---------- INPUT ROWS ----------

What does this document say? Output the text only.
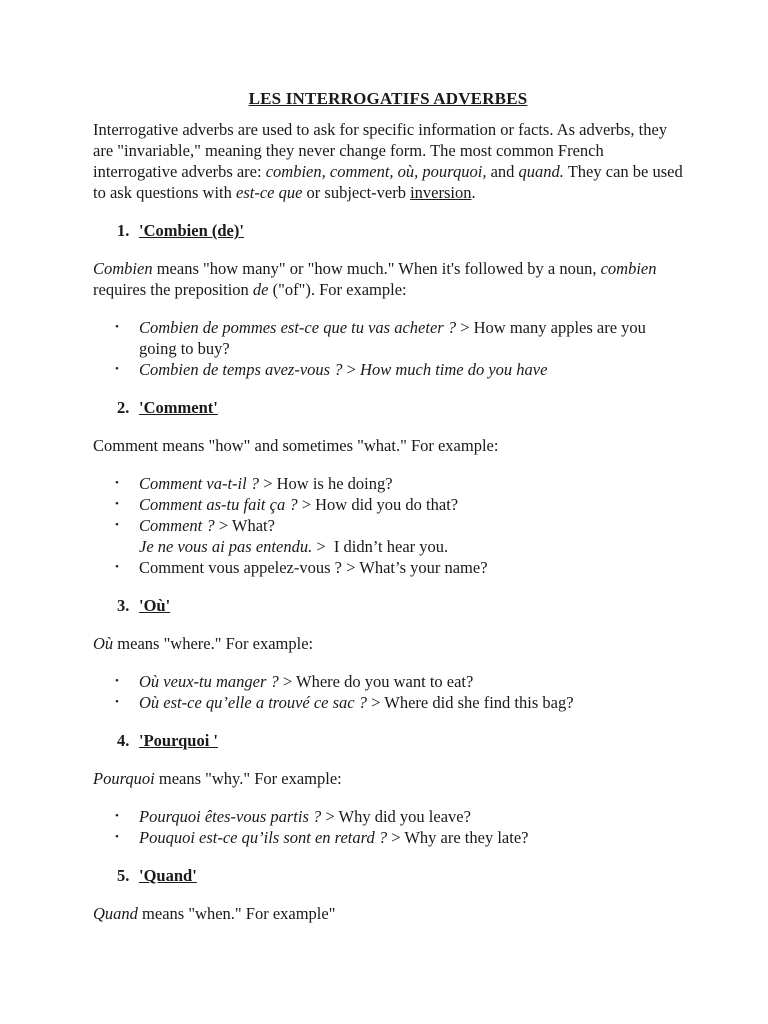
LES INTERROGATIFS ADVERBES

Interrogative adverbs are used to ask for specific information or facts. As adverbs, they are "invariable," meaning they never change form. The most common French interrogative adverbs are: combien, comment, où, pourquoi, and quand. They can be used to ask questions with est-ce que or subject-verb inversion.

1. 'Combien (de)'

Combien means "how many" or "how much." When it's followed by a noun, combien requires the preposition de ("of"). For example:

• Combien de pommes est-ce que tu vas acheter ? > How many apples are you going to buy?
• Combien de temps avez-vous ? > How much time do you have
2. 'Comment'

Comment means "how" and sometimes "what." For example:

• Comment va-t-il ? > How is he doing?
• Comment as-tu fait ça ? > How did you do that?
• Comment ? > What?
Je ne vous ai pas entendu. >  I didn’t hear you.
• Comment vous appelez-vous ? > What’s your name?
3. 'Où'

Où means "where." For example:

• Où veux-tu manger ? > Where do you want to eat?
• Où est-ce qu’elle a trouvé ce sac ? > Where did she find this bag?
4. 'Pourquoi '

Pourquoi means "why." For example:

• Pourquoi êtes-vous partis ? > Why did you leave?
• Pouquoi est-ce qu’ils sont en retard ? > Why are they late?
5. 'Quand'

Quand means "when." For example"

----------

- [GIVEN TASK] Copy every line above that includes the string "many".

- [EXERCISE SOLUTION]
Combien means "how many" or "how much." When it's followed by a noun, combien requires the preposition de ("of"). For example:
• Combien de pommes est-ce que tu vas acheter ? > How many apples are you going to buy?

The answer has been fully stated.